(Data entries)
· · · · ·

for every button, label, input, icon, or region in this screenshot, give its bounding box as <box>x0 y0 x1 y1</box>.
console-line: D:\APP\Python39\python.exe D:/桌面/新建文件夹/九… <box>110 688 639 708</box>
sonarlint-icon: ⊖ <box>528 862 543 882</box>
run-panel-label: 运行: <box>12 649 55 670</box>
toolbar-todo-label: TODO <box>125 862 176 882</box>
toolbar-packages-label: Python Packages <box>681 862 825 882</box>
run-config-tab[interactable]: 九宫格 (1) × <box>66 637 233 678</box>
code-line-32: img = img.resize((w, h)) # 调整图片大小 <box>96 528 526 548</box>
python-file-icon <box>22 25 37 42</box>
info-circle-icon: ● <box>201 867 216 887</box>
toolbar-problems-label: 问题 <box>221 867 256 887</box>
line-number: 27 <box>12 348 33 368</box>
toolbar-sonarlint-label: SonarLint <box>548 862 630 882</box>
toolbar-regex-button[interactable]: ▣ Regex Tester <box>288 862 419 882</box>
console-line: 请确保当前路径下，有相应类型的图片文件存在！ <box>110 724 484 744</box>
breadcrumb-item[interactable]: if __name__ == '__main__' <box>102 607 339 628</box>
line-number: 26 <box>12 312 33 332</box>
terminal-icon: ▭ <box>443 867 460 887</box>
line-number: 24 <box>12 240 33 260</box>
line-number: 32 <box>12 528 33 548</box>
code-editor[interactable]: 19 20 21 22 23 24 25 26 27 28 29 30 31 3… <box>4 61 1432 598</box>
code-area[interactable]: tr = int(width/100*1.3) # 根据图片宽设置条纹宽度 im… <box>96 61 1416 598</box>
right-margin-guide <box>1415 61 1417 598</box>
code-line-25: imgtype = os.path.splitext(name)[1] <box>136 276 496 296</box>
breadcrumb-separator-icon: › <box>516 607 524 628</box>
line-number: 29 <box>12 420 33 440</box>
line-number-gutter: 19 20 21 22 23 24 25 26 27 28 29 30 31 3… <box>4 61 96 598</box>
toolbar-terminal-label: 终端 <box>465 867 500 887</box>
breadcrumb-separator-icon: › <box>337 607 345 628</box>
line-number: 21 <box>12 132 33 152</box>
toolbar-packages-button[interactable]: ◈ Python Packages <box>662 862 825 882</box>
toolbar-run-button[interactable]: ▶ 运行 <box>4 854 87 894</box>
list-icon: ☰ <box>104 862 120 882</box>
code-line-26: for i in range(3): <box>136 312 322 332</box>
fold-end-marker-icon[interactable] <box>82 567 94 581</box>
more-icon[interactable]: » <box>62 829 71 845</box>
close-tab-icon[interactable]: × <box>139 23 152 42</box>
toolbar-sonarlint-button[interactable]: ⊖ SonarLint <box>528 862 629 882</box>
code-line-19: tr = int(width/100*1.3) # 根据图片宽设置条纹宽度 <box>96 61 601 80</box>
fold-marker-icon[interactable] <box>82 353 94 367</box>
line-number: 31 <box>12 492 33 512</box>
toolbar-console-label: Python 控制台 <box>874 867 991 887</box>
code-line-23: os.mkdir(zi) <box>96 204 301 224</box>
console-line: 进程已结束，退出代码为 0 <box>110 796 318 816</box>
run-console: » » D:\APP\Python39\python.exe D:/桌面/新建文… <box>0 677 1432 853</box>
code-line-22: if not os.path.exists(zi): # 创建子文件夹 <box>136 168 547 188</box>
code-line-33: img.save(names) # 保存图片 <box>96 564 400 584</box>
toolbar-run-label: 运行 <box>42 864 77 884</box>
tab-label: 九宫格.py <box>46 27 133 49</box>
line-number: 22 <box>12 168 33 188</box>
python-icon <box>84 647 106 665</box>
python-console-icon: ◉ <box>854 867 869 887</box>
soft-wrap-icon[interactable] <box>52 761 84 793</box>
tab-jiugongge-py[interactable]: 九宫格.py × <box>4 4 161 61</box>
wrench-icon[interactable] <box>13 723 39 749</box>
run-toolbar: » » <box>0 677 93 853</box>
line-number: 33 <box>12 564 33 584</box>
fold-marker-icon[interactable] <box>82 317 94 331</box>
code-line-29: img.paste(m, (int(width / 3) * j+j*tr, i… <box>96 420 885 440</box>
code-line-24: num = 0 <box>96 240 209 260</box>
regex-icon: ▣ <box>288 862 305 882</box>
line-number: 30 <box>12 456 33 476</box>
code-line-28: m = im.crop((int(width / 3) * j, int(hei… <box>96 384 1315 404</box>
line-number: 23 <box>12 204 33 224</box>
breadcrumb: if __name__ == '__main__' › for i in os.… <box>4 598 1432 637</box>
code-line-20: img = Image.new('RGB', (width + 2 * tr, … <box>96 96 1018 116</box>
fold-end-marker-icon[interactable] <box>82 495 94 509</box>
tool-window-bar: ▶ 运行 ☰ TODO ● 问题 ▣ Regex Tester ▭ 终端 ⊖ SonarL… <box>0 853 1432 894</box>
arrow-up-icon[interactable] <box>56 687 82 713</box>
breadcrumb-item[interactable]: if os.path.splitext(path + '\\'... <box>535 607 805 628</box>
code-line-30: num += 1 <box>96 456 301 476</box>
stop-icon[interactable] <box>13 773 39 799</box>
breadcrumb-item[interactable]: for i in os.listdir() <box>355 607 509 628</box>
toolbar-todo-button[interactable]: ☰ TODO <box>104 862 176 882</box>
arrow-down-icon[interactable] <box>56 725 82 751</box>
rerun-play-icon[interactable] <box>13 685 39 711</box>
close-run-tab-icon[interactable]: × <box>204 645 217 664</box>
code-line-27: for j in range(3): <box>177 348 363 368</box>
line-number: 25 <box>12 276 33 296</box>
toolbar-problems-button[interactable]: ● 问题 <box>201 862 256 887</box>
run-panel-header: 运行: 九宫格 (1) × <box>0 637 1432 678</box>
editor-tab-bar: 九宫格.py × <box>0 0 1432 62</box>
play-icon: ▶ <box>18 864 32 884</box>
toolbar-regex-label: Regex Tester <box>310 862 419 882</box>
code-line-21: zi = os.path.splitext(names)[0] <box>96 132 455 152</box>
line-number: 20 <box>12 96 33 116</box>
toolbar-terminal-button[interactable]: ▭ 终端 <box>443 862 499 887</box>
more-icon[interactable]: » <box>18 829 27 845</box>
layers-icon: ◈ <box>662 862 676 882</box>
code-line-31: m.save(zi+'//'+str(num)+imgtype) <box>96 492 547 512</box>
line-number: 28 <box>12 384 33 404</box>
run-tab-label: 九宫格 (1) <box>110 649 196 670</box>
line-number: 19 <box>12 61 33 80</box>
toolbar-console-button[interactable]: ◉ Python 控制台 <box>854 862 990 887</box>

· · · · ·

WRITTEN REQUEST
Copy out verbatim the records above, from the first line through the line containing "line-number: 21 <box>12 132 33 152</box>", inclusive.

RESPONSE
for every button, label, input, icon, or region in this screenshot, give its bounding box as <box>x0 y0 x1 y1</box>.
console-line: D:\APP\Python39\python.exe D:/桌面/新建文件夹/九… <box>110 688 639 708</box>
sonarlint-icon: ⊖ <box>528 862 543 882</box>
run-panel-label: 运行: <box>12 649 55 670</box>
toolbar-todo-label: TODO <box>125 862 176 882</box>
toolbar-packages-label: Python Packages <box>681 862 825 882</box>
run-config-tab[interactable]: 九宫格 (1) × <box>66 637 233 678</box>
code-line-32: img = img.resize((w, h)) # 调整图片大小 <box>96 528 526 548</box>
python-file-icon <box>22 25 37 42</box>
info-circle-icon: ● <box>201 867 216 887</box>
toolbar-problems-label: 问题 <box>221 867 256 887</box>
line-number: 27 <box>12 348 33 368</box>
toolbar-sonarlint-label: SonarLint <box>548 862 630 882</box>
toolbar-regex-button[interactable]: ▣ Regex Tester <box>288 862 419 882</box>
console-line: 请确保当前路径下，有相应类型的图片文件存在！ <box>110 724 484 744</box>
breadcrumb-item[interactable]: if __name__ == '__main__' <box>102 607 339 628</box>
line-number: 26 <box>12 312 33 332</box>
terminal-icon: ▭ <box>443 867 460 887</box>
line-number: 24 <box>12 240 33 260</box>
line-number: 32 <box>12 528 33 548</box>
code-editor[interactable]: 19 20 21 22 23 24 25 26 27 28 29 30 31 3… <box>4 61 1432 598</box>
code-area[interactable]: tr = int(width/100*1.3) # 根据图片宽设置条纹宽度 im… <box>96 61 1416 598</box>
right-margin-guide <box>1415 61 1417 598</box>
code-line-25: imgtype = os.path.splitext(name)[1] <box>136 276 496 296</box>
breadcrumb-separator-icon: › <box>516 607 524 628</box>
line-number: 29 <box>12 420 33 440</box>
line-number-gutter: 19 20 21 22 23 24 25 26 27 28 29 30 31 3… <box>4 61 96 598</box>
toolbar-terminal-label: 终端 <box>465 867 500 887</box>
breadcrumb-separator-icon: › <box>337 607 345 628</box>
line-number: 21 <box>12 132 33 152</box>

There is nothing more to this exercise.